*** Opening of Text block ***

The Left Democratic Front (LDF) will seek legal recourse, including possibly a speedy hearing in the Supreme Court, against the Election Commission of India (EC)‘s Special Intensive Revision (SIR) of voters’ list in the short run-up to the local body polls and the Assembly elections in 2026, which the ruling front and the Opposition believe risks disenfranchising an estimated 50 lakh voters in Kerala.
LDF convener T.P. Ramakrishnan accused the EC of forsaking its Constitutionally mandated impartiality. He alleged that the panel had become a junior political partner to the Bharatiya Janata Party (BJP).
Mr. Ramakrishnan said the EC had revealed a stark political bias by disregarding the unanimous resolution passed by the Kerala Assembly against the SIR. In contrast, the EC had given Maharashtra and Assam, both BJP-ruled States, reprieve from the SIR.
‘Sub judice’
He said a related case was pending in the Supreme Court against the SIR. The judgment in the case was pending. “However, the EC seems undeterred and ready to risk contempt of court for its political masters,” he added.
‘Makes no sense’
Mr. Ramakrishnan said the SIR in Kerala was superfluous. “Kerala’s voters’ list was revised as recently as 2024 for the Lok Sabha elections. Further re-revision makes no legal or political sense,” he added.

*** Close of Text block ***
*** Opening of Excerpted records ***

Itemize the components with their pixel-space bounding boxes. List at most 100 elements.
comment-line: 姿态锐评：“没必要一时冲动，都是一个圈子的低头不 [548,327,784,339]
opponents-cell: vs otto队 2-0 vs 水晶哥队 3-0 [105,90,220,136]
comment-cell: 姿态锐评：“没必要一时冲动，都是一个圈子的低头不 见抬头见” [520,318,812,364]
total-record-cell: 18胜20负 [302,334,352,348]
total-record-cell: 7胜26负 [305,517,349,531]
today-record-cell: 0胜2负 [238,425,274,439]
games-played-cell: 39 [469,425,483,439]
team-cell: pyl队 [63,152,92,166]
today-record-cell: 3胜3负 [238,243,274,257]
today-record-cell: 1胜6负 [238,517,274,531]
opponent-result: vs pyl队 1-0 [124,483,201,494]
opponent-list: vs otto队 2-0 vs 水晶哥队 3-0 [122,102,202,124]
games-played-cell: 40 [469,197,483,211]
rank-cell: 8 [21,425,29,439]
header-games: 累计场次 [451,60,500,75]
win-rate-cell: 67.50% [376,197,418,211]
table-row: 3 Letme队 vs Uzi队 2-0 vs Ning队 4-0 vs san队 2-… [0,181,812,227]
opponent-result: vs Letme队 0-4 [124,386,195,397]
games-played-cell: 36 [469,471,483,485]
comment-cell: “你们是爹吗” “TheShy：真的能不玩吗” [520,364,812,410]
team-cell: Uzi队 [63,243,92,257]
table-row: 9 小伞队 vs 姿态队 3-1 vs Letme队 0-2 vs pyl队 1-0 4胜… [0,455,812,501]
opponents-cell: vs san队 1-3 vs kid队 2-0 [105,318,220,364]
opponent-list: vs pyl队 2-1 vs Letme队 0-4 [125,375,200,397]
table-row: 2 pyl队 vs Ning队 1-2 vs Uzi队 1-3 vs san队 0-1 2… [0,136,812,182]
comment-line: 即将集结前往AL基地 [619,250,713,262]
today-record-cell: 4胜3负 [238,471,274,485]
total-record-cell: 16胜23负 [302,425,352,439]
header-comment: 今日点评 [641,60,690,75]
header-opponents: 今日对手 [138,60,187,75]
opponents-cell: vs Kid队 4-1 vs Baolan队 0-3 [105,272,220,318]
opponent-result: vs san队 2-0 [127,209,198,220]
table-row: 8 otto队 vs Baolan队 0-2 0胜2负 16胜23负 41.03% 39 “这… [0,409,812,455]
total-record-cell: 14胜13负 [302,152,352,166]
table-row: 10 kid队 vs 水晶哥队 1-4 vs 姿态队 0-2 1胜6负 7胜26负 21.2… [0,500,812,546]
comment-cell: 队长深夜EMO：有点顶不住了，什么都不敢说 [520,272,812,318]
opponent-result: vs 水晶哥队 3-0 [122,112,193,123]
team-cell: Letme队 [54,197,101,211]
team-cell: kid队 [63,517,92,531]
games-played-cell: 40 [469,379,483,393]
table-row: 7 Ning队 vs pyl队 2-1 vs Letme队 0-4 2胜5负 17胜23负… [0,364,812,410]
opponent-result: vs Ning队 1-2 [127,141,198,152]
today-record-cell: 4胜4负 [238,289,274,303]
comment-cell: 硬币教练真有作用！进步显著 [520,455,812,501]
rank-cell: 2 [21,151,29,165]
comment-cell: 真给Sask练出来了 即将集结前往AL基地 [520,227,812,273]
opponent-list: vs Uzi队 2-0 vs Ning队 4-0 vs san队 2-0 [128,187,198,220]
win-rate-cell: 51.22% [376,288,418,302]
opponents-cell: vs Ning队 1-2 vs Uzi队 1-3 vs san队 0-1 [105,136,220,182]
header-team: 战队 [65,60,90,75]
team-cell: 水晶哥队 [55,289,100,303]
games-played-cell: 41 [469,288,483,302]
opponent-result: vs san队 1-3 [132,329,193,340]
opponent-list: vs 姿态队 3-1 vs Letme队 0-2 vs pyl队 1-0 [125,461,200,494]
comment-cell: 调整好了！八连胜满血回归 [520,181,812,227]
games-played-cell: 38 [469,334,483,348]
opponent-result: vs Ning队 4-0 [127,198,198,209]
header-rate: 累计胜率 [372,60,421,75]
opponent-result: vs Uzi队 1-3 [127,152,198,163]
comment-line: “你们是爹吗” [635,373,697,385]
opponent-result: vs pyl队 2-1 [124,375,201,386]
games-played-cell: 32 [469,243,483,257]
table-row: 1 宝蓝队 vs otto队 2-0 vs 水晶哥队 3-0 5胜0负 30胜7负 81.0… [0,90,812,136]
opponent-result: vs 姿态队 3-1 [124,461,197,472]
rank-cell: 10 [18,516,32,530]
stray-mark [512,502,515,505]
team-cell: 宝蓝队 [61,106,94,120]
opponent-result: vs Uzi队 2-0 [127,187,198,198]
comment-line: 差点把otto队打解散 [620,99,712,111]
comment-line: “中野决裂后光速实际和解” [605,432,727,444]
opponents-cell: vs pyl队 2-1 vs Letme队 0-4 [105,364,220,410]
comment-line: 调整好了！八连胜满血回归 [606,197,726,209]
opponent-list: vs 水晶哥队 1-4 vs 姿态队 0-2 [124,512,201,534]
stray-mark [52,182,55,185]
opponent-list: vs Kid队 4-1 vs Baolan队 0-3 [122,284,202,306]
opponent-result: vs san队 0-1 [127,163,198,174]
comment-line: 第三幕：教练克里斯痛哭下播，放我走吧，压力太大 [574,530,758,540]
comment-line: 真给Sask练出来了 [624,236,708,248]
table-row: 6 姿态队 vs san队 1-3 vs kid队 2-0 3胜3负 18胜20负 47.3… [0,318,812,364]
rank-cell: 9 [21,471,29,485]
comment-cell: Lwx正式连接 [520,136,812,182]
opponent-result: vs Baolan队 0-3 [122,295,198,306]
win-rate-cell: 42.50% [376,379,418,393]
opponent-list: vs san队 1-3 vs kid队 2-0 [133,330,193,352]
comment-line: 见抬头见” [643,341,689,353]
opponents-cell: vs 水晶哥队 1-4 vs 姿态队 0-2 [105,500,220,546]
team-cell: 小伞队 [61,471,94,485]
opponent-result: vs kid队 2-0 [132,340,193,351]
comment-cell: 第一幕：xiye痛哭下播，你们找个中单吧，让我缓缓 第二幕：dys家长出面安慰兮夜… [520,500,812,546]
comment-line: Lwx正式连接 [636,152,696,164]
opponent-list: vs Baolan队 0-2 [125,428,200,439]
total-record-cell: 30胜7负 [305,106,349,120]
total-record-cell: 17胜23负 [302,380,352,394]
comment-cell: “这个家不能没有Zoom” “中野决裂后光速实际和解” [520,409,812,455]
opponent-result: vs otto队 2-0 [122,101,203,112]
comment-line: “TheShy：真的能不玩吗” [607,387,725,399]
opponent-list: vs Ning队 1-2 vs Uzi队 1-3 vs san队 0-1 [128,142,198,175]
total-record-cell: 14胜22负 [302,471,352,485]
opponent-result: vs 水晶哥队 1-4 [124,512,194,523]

*** Close of Excerpted records ***

- [Exercise brief] Write the next part of the news report on the Left Democratic Front's opposition to the Special Intensive Revision of Kerala's voters' list, starting after its last paragraph.

- [Answer to this problem]
The LDF meeting also noted that the EC’s decision to use the 2002 electoral rolls as a reference point for preparing the latest voters’ list was fundamentally flawed. It noted that Kerala’s population had increased by an estimated 1.57 crore since. The number of polling booths in the State had risen by 10,000, he said.
Moreover, the LDF noted that the EC, allegedly acting at the instance of its BJP masters, had made inclusion on the latest voters’ list impossibly difficult for large swathes of the population. For one, the LDF meeting noted that the EC did not accept Kerala’s ration cards as proof of valid identity. It had mandated voters to produce a set of at least 12 difficult-to-obtain documents at short notice, including evidence of parentage, domicile and nativity, for enrolment as a bona fide voter. The meeting accused the EC of making voter registration a knotty task bogged down by red tape and difficult form-filling.